TASK DETAILS:
Reproduce verbatim the rows from the beginning of the rows below through the row containing "legend-swatch [1101,260,1120,277]", both ends included.

--- START TASK INPUT ---

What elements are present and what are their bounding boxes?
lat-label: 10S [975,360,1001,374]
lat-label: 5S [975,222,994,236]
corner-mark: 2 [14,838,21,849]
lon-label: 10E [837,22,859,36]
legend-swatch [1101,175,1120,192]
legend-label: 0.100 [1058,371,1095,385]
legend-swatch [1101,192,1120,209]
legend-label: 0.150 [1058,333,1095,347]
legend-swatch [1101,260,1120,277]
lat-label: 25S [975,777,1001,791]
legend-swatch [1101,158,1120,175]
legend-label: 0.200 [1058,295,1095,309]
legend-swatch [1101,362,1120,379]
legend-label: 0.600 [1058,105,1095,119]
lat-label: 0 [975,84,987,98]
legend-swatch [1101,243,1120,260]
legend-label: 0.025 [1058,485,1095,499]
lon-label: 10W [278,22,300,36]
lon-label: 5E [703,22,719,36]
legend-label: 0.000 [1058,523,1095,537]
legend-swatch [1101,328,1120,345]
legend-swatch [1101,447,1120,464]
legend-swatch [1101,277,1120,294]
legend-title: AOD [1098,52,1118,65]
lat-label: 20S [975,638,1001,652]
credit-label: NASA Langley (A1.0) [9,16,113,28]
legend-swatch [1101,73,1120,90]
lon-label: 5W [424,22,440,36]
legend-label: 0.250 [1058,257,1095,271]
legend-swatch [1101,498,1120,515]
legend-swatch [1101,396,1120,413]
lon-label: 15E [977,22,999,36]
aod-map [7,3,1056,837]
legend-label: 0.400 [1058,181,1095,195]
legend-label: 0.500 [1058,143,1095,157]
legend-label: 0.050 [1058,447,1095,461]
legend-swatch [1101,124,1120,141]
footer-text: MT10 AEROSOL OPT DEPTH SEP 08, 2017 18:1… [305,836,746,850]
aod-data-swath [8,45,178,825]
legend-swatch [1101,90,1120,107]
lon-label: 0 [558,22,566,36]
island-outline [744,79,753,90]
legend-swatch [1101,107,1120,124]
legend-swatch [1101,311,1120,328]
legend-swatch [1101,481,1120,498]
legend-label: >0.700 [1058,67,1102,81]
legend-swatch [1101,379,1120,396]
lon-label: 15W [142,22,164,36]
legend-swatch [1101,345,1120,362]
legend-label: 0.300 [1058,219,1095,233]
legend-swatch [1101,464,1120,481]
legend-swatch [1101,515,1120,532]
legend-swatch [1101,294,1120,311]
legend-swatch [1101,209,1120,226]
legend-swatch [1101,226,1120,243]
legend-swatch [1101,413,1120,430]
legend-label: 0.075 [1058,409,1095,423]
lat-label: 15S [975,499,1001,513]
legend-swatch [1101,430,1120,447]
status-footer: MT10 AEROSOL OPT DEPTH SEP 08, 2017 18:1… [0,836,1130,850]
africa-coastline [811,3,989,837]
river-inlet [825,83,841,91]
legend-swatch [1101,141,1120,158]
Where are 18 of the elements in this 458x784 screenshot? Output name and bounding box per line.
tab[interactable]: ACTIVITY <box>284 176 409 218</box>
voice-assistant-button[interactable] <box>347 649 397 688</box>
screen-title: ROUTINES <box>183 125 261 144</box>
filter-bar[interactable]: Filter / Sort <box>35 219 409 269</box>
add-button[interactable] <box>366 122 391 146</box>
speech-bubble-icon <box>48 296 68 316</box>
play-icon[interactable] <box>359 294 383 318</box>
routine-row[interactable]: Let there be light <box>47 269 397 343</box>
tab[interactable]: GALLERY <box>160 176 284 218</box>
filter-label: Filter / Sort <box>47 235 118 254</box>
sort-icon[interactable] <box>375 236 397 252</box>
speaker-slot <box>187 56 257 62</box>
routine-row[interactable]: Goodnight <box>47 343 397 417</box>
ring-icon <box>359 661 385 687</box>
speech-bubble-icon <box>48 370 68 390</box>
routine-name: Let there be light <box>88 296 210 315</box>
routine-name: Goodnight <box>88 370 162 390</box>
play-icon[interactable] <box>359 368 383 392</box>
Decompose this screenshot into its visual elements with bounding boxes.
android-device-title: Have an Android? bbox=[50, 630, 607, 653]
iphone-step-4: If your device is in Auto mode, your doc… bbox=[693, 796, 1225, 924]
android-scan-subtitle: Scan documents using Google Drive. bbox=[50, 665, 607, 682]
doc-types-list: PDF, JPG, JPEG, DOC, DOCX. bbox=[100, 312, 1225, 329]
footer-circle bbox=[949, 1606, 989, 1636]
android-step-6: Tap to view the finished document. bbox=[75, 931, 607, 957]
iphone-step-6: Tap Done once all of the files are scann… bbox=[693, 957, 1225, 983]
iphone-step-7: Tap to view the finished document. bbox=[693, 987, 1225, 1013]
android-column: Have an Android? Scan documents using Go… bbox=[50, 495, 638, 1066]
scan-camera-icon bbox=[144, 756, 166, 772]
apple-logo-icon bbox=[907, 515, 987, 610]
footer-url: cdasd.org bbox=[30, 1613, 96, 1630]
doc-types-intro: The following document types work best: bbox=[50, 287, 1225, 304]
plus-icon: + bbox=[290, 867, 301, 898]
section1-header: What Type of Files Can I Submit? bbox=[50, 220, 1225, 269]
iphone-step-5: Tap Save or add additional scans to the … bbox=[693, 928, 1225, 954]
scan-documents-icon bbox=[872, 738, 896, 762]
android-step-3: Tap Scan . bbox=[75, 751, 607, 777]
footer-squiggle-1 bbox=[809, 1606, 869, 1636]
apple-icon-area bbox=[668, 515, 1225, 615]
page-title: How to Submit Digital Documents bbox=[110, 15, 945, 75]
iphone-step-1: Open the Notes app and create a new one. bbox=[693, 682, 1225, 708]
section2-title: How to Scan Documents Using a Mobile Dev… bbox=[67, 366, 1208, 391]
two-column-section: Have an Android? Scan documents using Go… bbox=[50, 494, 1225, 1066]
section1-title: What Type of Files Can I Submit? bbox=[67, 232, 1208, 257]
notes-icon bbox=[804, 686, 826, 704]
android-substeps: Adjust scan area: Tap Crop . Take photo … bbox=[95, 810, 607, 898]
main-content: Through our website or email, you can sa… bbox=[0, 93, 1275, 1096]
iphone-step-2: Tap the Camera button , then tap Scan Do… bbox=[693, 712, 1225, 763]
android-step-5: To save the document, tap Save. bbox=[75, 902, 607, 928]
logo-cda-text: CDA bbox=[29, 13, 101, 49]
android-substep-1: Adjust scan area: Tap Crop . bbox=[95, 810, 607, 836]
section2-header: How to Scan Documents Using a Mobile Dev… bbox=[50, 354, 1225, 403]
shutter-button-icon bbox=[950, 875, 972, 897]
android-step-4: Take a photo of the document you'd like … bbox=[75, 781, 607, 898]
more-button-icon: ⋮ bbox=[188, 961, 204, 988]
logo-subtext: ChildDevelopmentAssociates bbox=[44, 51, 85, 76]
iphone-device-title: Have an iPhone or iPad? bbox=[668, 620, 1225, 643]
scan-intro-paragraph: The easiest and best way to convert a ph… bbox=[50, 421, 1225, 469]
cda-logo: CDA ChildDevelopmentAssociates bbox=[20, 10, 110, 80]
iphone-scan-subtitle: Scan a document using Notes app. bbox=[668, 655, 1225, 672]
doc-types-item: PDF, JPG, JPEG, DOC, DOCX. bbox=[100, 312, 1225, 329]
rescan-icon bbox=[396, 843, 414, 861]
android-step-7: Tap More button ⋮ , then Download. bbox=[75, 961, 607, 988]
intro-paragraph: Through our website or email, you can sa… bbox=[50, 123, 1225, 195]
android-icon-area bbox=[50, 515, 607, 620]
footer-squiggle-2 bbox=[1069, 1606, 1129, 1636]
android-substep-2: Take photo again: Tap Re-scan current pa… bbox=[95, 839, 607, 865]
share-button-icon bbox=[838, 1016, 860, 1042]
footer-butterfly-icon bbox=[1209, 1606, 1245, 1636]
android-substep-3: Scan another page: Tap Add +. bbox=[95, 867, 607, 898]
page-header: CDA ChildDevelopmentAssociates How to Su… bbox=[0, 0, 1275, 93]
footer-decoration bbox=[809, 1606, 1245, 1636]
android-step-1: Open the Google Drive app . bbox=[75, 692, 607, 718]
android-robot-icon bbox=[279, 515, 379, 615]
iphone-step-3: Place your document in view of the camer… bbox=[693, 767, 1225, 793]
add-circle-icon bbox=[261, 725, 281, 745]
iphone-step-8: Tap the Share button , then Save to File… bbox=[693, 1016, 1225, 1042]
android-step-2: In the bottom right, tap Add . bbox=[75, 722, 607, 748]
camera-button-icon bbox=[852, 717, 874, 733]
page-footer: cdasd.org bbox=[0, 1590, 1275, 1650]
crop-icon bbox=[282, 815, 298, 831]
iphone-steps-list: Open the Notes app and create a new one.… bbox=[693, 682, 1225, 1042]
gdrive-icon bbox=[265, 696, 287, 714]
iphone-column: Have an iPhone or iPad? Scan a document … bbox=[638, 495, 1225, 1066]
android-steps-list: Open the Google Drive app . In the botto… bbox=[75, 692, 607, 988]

--- END TASK INPUT ---

ANSWER FOR THIS EXERCISE:
What elements are present and what are their bounding boxes?
lat-label: 10S [975,360,1001,374]
lat-label: 5S [975,222,994,236]
corner-mark: 2 [14,838,21,849]
lon-label: 10E [837,22,859,36]
legend-swatch [1101,175,1120,192]
legend-label: 0.100 [1058,371,1095,385]
legend-swatch [1101,192,1120,209]
legend-label: 0.150 [1058,333,1095,347]
legend-swatch [1101,260,1120,277]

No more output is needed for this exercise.